* **Text block**:
begin

January 29, 2020
Notes

Athletic Upskirting at the Australian Open

Tennis – Australian Open – First Round – Melbourne Park, Melbourne, Australia – January 22, 2020 General view of Belarus’ Aryna Sabalenka during the match against Spain’s Carla Suarez Navarro REUTERS/Edgar Su

In addition to being a (sometimes) illegal pastime of amateur photographers on subway trains and public staircases the world over, upskirting has long been a mainstay of fashion, advertising, and stock photography. It’s no surprise, then, that it pops up occasionally in the realm of sports photography in athletic events where the standard women’s uniform features short skirts and the typical activity includes flashes of whatever underpants or shorts lie beneath.

The most common athletic upskirt is the televised version featured on collegiate and professional football and basketball broadcasts: the slow pan up a cheerleader’s legs shot from beneath as she shakes her pom poms or does a high kick for the viewer:

Despite the undeniable athleticism cheerleading requires, it has always been an oddly sexualized accessory to the “main event” it accompanies. The upskirting of athletes in a sport like tennis, however, means that sexual voyeurism is part of covering sports events.

Athletic upskirting is possible in tennis only because of the sport’s longstanding and ridiculous uniform conventions. Whereas men get to play in shorts of various lengths that allow for full freedom of movement without exposing their nether regions to the camera, women have been pressured (and often required) to play in skirts—a convention that grew from nineteenth-century dress codes and only permitted the shortening of the skirt as the sport modernized. Very recently, women players have pushed for more uniform options, but skirts remain the norm on the professional circuit.

So it’s not a surprise that the thousands of shots posted by Reuters of the Australian Open contained a few upskirts. Just because they’re common, however, doesn’t mean they’re harmless. An athletic upskirt shot in tennis has some clearly recurring features that photo editors and news outlets should exclude from their coverage.

Not every photo that reveals an athletic brief or bike short qualifies as an “upskirt.” Action shots such as the one of the Czech Republic’s Petra Kvitova, below, where the athletic activity is the focus and the motion of the skirt incidental, don’t evoke the unique and troubling perspective of the upskirt.

An upskirt is a particular kind of shot—a titillating glimpse under a skirt that feels voyeuristic, invasive, and often sexualized.

The photographs featured at the top of this piece are more recognizable as upskirt photos when paired with the infamous upskirt shots from popular culture that they mirror. Edgar Su’s shot of Belarus’s Aryna Sabalenka was captioned a “general shot,” but it looks like an homage to Sam Shaw’s iconic photo spread of Marilyn Monroe, taken during the filming of The Seven Year Itch.

end

* **Exercise 1**:
Answer from the article on athletic upskirting:
(a) Who photographed Aryna Sabalenka?
(b) Which player's action shot is offered as a photo that does not count as an upskirt?
(c) The filming of which movie was the setting for Sam Shaw's photo spread of Marilyn Monroe?
* **Exercise 2**:
Please retype the lines of the listing from the line with "label G1 1/4" up to and including the line with "22 degree arc arrow — [177, 80, 197, 86]".
The article on athletic upskirting and the listing after it were drawn from separate sources.

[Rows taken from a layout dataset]
begin

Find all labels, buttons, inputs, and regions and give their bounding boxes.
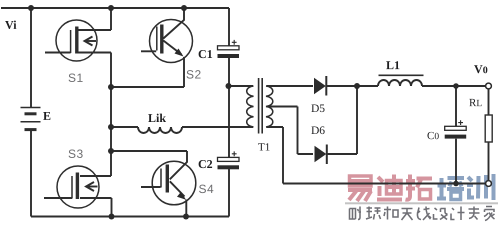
junction battery top rail (28, 5, 34, 11)
inductor Lik coil (138, 127, 182, 133)
wire Lik to transformer primary bottom (182, 126, 253, 128)
L1 coil (378, 80, 422, 86)
S3 channel bar (76, 173, 79, 200)
wire RL to return terminal (488, 142, 490, 180)
D5 cathode bar (325, 76, 327, 96)
transformer primary winding (247, 86, 254, 127)
bottom rail (31, 216, 229, 218)
junction Lik on mid leg (108, 124, 114, 130)
S4 gate bar (160, 169, 162, 188)
junction C1-C2 midpoint to primary (226, 83, 232, 89)
wire top rail to C1 (228, 8, 230, 46)
D6 branch vertical (356, 86, 358, 154)
S1 circle (56, 20, 97, 61)
junction C0 top (453, 83, 459, 89)
wire V0 terminal to RL (488, 89, 490, 115)
char 培 (437, 178, 464, 200)
C2 electrolytic plates (218, 151, 240, 169)
S3 gate lead (44, 197, 72, 199)
char 易 (348, 176, 372, 201)
svg-text:S1: S1 (68, 71, 84, 85)
junction S2 emitter on mid leg (108, 84, 114, 90)
S2 emitter vertical (183, 57, 185, 87)
S2 gate bar (156, 27, 158, 51)
S3 circle (57, 166, 99, 208)
S1 source lead (78, 52, 111, 54)
top rail (1, 7, 229, 9)
char 训 (467, 174, 494, 200)
S3 body arrow (86, 186, 98, 188)
S2 circle (150, 20, 193, 63)
wire C0 top lead (455, 86, 457, 126)
watermark logo 易迪拓培训 (drawn as vector strokes) (348, 174, 494, 201)
svg-text:S3: S3 (68, 147, 84, 161)
S4 collector feed (111, 151, 187, 179)
wire C0 bottom lead (455, 139, 457, 184)
svg-text:T1: T1 (258, 142, 270, 154)
和 (384, 207, 398, 220)
terminal output return (486, 181, 492, 187)
S2 emitter arrowhead (175, 49, 184, 57)
terminal V0 positive output (486, 83, 492, 89)
频 (366, 207, 381, 220)
L1 core bar (379, 74, 424, 76)
S1 gate bar (70, 30, 72, 53)
S3 drain lead (80, 175, 111, 177)
D5 diode triangle (314, 78, 326, 94)
svg-text:E: E (43, 109, 51, 123)
mid leg vertical (S1 source to S3 drain) (110, 53, 112, 177)
S3 gate bar (71, 176, 73, 199)
S3 source lead + down (80, 198, 112, 217)
S2 channel bar (160, 25, 163, 54)
C0 electrolytic plates (445, 120, 467, 138)
C1 to primary tap (228, 85, 253, 87)
transformer secondary winding (266, 86, 273, 127)
char 拓 (406, 175, 433, 200)
bottom output rail (283, 183, 485, 185)
svg-text:S4: S4 (198, 182, 214, 196)
resistor RL body (485, 115, 492, 142)
wire C1 bottom to C2 top (228, 58, 230, 158)
transformer core (259, 78, 263, 134)
secondary bottom tap (267, 127, 284, 184)
S1 body arrow (85, 40, 97, 42)
svg-text:V0: V0 (474, 62, 488, 76)
junction S4 collector on mid leg (108, 148, 114, 154)
junction D5 cathode / D6 branch (354, 83, 360, 89)
svg-text:L1: L1 (386, 58, 400, 72)
S4 emitter arrowhead (177, 192, 186, 200)
S2 emitter diag (163, 41, 181, 55)
计 (451, 207, 465, 221)
battery column top (30, 8, 32, 107)
射 (350, 207, 362, 220)
wire mid leg to Lik (111, 126, 138, 128)
C1 electrolytic plates (218, 40, 240, 58)
线 (417, 207, 431, 221)
S1 gate lead (45, 52, 71, 54)
watermark underline (345, 202, 498, 204)
S4 channel bar (166, 165, 169, 193)
S2 emitter to mid leg (111, 86, 184, 88)
S4 emitter diag (170, 181, 185, 196)
S1 drain lead (78, 29, 111, 31)
S2 collector (163, 8, 184, 39)
secondary top tap to D5 (267, 85, 314, 87)
junction S1 drain on top rail (108, 5, 114, 11)
svg-text:D5: D5 (311, 103, 325, 115)
专 (469, 207, 480, 220)
svg-text:C1: C1 (198, 47, 213, 61)
watermark line2 射频和天线设计专家 (fake glyph strokes) (350, 207, 495, 221)
S4 gate lead (141, 186, 161, 188)
S4 emitter vertical (185, 200, 187, 217)
svg-text:S2: S2 (186, 67, 202, 81)
S1 drain vertical (110, 8, 112, 30)
S4 circle (152, 161, 196, 205)
secondary middle tap (267, 107, 314, 155)
D6 cathode bar (326, 145, 328, 165)
S1 channel bar (75, 27, 78, 54)
设 (434, 208, 448, 220)
char 迪 (377, 175, 402, 200)
家 (484, 207, 495, 221)
battery E plates (21, 107, 41, 109)
天 (402, 209, 413, 221)
junction C0 bottom (453, 181, 459, 187)
L1 out wire (422, 85, 485, 87)
svg-text:D6: D6 (311, 125, 325, 137)
D6 diode triangle (315, 146, 327, 162)
wire C2 bottom to bottom rail (228, 169, 230, 217)
S2 gate lead (141, 50, 156, 52)
svg-text:Vi: Vi (5, 18, 17, 32)
battery column bottom (30, 131, 32, 217)
D6 out wire (327, 153, 357, 155)
D5 out wire (326, 85, 378, 87)
svg-text:C0: C0 (427, 130, 439, 142)
junction S2 collector on top rail (181, 5, 187, 11)
junction S4 emitter on bottom rail (183, 214, 189, 220)
svg-text:C2: C2 (198, 157, 213, 171)
svg-text:Lik: Lik (148, 111, 166, 125)
svg-text:RL: RL (469, 97, 482, 109)
junction S3 source on bottom rail (109, 214, 115, 220)
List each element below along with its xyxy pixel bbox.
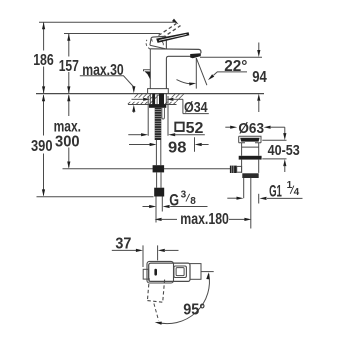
label G1 1/4 with underline and arrow — [260, 180, 303, 200]
label 22 degrees with leader arrow — [208, 58, 247, 80]
pop-up rod knob on drain (dark knurled) — [230, 166, 242, 173]
svg-text:37: 37 — [115, 235, 131, 252]
pop-up rod horizontal line to drain (max.300 reference) — [63, 168, 231, 170]
pop-up rod guide hook — [162, 108, 165, 119]
22 degree arc arrow — [177, 80, 197, 86]
svg-text:157: 157 — [59, 58, 79, 75]
svg-text:390: 390 — [31, 138, 53, 155]
svg-text:300: 300 — [55, 134, 80, 151]
water stream 22 degree slanted line — [196, 58, 207, 85]
svg-text:95°: 95° — [183, 301, 205, 318]
dimension 157 extension line (spout/body top) — [64, 33, 160, 35]
svg-text:98: 98 — [168, 140, 187, 157]
dimension 94 vertical with outside arrows — [257, 43, 260, 113]
square 52 arrows — [128, 133, 205, 136]
G1 1/4 left arrow with extension tick — [227, 194, 258, 204]
G3/8 hose end fitting (dark) — [154, 188, 164, 197]
40-53 lower extension line and arrow — [262, 159, 286, 172]
drain tailpipe — [244, 178, 251, 229]
raised handle position dashed lines — [159, 24, 181, 38]
drain coupling hatched band (dark) — [242, 173, 258, 178]
G3/8 diameter arrows — [143, 205, 170, 208]
faucet body top and spout top edge — [150, 49, 201, 54]
dimension max.180 line with arrows — [155, 218, 252, 221]
svg-text:G1: G1 — [269, 182, 282, 200]
top view aerator inner square — [176, 268, 184, 276]
deck cross-section hatching right of shank — [165, 94, 184, 104]
dimension 98 left arrow at hose — [129, 143, 157, 146]
svg-text:Ø63: Ø63 — [238, 120, 264, 137]
handle lever blade (dark) — [156, 32, 189, 43]
aerator outlet (dark) — [190, 53, 201, 58]
drain lower body — [242, 160, 259, 173]
faucet spout underside and body right edge — [166, 56, 190, 88]
top view spout extension right — [190, 264, 201, 280]
label max.30 with leader and arrow to deck top — [80, 62, 136, 94]
svg-text:94: 94 — [252, 69, 267, 86]
dimension 98 right arrow with tick — [195, 137, 209, 152]
mounting hole edge lines — [150, 94, 166, 105]
drain flange outline — [239, 136, 261, 143]
handle knuckle outline — [150, 36, 167, 48]
dimension 94 extension line from aerator — [200, 56, 262, 58]
drain upper body — [242, 143, 259, 156]
faucet body left edge — [149, 49, 151, 89]
label square 52 — [175, 120, 203, 137]
dimension 186 extension line (raised lever top) — [39, 19, 179, 25]
drain flange base edges — [239, 142, 261, 144]
top view aerator outer square — [174, 266, 187, 278]
pop-up rod knob at rear of body — [144, 70, 151, 80]
mounting washer and nut (dark) — [149, 104, 166, 107]
dimension 157 vertical with arrows — [67, 34, 70, 94]
37 extension lines — [143, 245, 158, 267]
svg-text:max.180: max.180 — [180, 211, 229, 228]
drain locknut (dark) — [239, 156, 262, 160]
svg-text:8: 8 — [190, 196, 196, 207]
swivel position dashed outline — [147, 278, 164, 320]
top view handle outer contour — [147, 261, 174, 283]
hose end extension lines — [156, 197, 162, 223]
faucet base flange — [148, 89, 169, 94]
top view body and spout outline — [149, 263, 190, 281]
svg-text:Ø34: Ø34 — [184, 99, 208, 116]
handle pivot dashed arc — [146, 40, 150, 50]
dimension 37 line and arrows — [112, 249, 179, 252]
svg-text:3: 3 — [181, 190, 187, 201]
square 52 extension lines from base flange — [148, 96, 168, 136]
supply hose middle segment — [156, 140, 160, 165]
label G3/8 with underline — [169, 190, 207, 210]
svg-text:52: 52 — [186, 120, 204, 137]
pop-up rod junction block (dark) — [153, 165, 165, 172]
dimension max.300 vertical with arrows — [67, 94, 70, 168]
mounting deck top surface line — [36, 93, 264, 95]
dimension 390 vertical with arrows — [42, 94, 45, 196]
svg-text:4: 4 — [294, 187, 300, 198]
drain flange dark band — [240, 138, 259, 142]
diameter 34 label leader elbow and underline — [183, 99, 209, 113]
supply hose lower segment — [157, 172, 161, 187]
svg-text:40-53: 40-53 — [268, 142, 300, 159]
diameter 34 arrows at mounting hole — [132, 98, 183, 101]
dimension 186 vertical with arrows — [42, 22, 45, 93]
deck cross-section hatching left of shank — [128, 94, 160, 104]
water stream vertical line — [195, 58, 197, 89]
top view handle mark (dark) — [154, 269, 157, 276]
95 degree swivel arc with arrows — [155, 272, 210, 325]
braided supply hose upper segment (dark) — [155, 108, 162, 140]
390 bottom extension line (hose end level) — [37, 196, 154, 198]
spout reference extension line right — [201, 271, 214, 273]
40-53 upper extension line and arrow — [262, 127, 286, 140]
max.30 lower arrow to deck underside — [132, 105, 135, 113]
top view rear knob — [143, 269, 148, 279]
shank columns through deck (dark) — [152, 94, 164, 105]
svg-text:186: 186 — [33, 52, 54, 69]
mounting deck underside line — [128, 104, 177, 106]
diameter 63 arrows — [225, 126, 284, 129]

end

* **Task result 1**:
(a) Edgar Su
(b) Petra Kvitova of the Czech Republic
(c) The Seven Year Itch

* **Task result 2**:
label G1 1/4 with underline and arrow — [260, 180, 303, 200]
label 22 degrees with leader arrow — [208, 58, 247, 80]
pop-up rod knob on drain (dark knurled) — [230, 166, 242, 173]
svg-text:37: 37 — [115, 235, 131, 252]
pop-up rod horizontal line to drain (max.300 reference) — [63, 168, 231, 170]
pop-up rod guide hook — [162, 108, 165, 119]
22 degree arc arrow — [177, 80, 197, 86]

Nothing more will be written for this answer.